What this task involves — How many lines of the records below contain the word "Ellenőrző"? Answer with the number alone.

Supplied material —
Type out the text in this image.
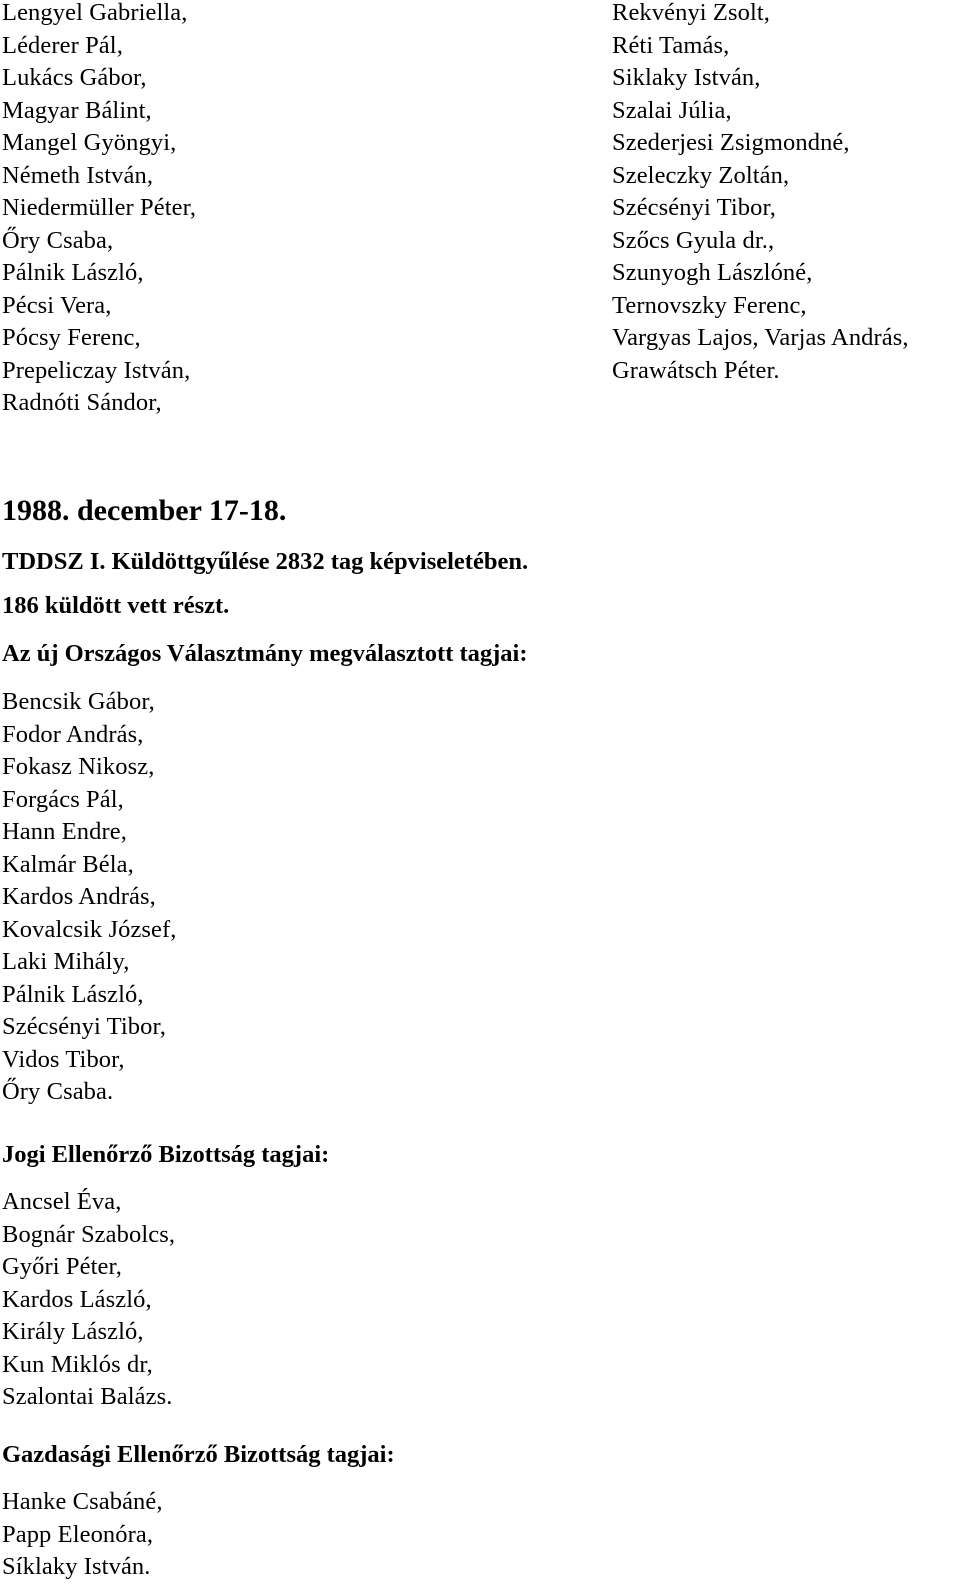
Lengyel Gabriella,
Léderer Pál,
Lukács Gábor,
Magyar Bálint,
Mangel Gyöngyi,
Németh István,
Niedermüller Péter,
Őry Csaba,
Pálnik László,
Pécsi Vera,
Pócsy Ferenc,
Prepeliczay István,
Radnóti Sándor,
Rekvényi Zsolt,
Réti Tamás,
Siklaky István,
Szalai Júlia,
Szederjesi Zsigmondné,
Szeleczky Zoltán,
Szécsényi Tibor,
Szőcs Gyula dr.,
Szunyogh Lászlóné,
Ternovszky Ferenc,
Vargyas Lajos, Varjas András,
Grawátsch Péter.
1988. december 17-18.
TDDSZ I. Küldöttgyűlése 2832 tag képviseletében.
186 küldött vett részt.
Az új Országos Választmány megválasztott tagjai:
Bencsik Gábor,
Fodor András,
Fokasz Nikosz,
Forgács Pál,
Hann Endre,
Kalmár Béla,
Kardos András,
Kovalcsik József,
Laki Mihály,
Pálnik László,
Szécsényi Tibor,
Vidos Tibor,
Őry Csaba.
Jogi Ellenőrző Bizottság tagjai:
Ancsel Éva,
Bognár Szabolcs,
Győri Péter,
Kardos László,
Király László,
Kun Miklós dr,
Szalontai Balázs.
Gazdasági Ellenőrző Bizottság tagjai:
Hanke Csabáné,
Papp Eleonóra,
Síklaky István.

Completed task — 2